**Objective**.
Which lines in the material below contain the word "atlantic"? Copy each of them.
....................
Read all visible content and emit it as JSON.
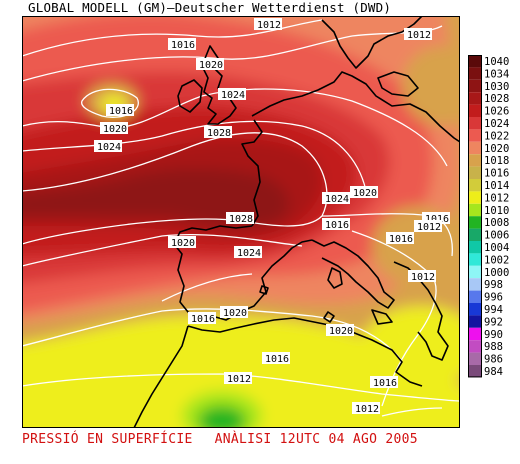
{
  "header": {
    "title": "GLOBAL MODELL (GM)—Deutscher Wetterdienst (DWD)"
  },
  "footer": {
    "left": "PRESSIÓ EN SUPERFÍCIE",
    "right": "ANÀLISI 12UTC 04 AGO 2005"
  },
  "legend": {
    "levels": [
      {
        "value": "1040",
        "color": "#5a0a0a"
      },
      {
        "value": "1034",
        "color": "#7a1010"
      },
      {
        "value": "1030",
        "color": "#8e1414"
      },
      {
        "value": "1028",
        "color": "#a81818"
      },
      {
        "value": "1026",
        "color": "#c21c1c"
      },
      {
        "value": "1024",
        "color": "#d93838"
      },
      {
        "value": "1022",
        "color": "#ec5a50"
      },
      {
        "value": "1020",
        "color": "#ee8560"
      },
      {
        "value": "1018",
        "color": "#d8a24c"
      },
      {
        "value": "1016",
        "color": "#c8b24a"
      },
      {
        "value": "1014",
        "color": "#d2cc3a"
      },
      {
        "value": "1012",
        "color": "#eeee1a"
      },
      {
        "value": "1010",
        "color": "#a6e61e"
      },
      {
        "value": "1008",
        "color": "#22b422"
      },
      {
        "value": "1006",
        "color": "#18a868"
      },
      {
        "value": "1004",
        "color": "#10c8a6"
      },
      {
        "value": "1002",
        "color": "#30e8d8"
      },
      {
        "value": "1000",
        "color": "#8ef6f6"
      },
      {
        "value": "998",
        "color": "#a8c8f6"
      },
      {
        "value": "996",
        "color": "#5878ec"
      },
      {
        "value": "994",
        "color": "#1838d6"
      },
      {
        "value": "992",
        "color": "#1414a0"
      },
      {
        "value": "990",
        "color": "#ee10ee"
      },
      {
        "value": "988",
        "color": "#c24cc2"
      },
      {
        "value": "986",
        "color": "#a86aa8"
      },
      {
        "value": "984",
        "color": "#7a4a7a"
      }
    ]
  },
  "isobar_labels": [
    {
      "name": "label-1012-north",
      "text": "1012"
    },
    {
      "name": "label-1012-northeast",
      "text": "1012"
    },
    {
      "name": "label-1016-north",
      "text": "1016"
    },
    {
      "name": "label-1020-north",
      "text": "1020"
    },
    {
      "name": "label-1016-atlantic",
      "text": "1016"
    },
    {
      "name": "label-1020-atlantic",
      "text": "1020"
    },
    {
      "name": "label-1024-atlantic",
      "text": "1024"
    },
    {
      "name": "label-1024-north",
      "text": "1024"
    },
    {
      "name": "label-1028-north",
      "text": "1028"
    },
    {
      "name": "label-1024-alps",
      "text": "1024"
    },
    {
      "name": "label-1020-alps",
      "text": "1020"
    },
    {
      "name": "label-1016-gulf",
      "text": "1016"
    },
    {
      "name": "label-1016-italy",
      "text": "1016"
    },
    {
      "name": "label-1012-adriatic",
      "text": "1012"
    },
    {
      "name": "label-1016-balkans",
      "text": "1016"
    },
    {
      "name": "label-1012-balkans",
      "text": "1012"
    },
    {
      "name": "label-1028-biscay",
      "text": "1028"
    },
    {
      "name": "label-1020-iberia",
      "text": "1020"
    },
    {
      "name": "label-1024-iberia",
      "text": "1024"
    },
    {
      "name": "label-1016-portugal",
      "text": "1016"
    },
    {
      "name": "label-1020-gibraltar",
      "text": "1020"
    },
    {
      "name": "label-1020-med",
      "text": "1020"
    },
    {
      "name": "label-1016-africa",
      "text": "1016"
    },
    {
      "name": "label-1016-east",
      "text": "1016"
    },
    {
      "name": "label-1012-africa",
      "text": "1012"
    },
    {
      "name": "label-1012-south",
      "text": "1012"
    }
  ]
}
....................
**Answer below**.
      "name": "label-1016-atlantic",
      "name": "label-1020-atlantic",
      "name": "label-1024-atlantic",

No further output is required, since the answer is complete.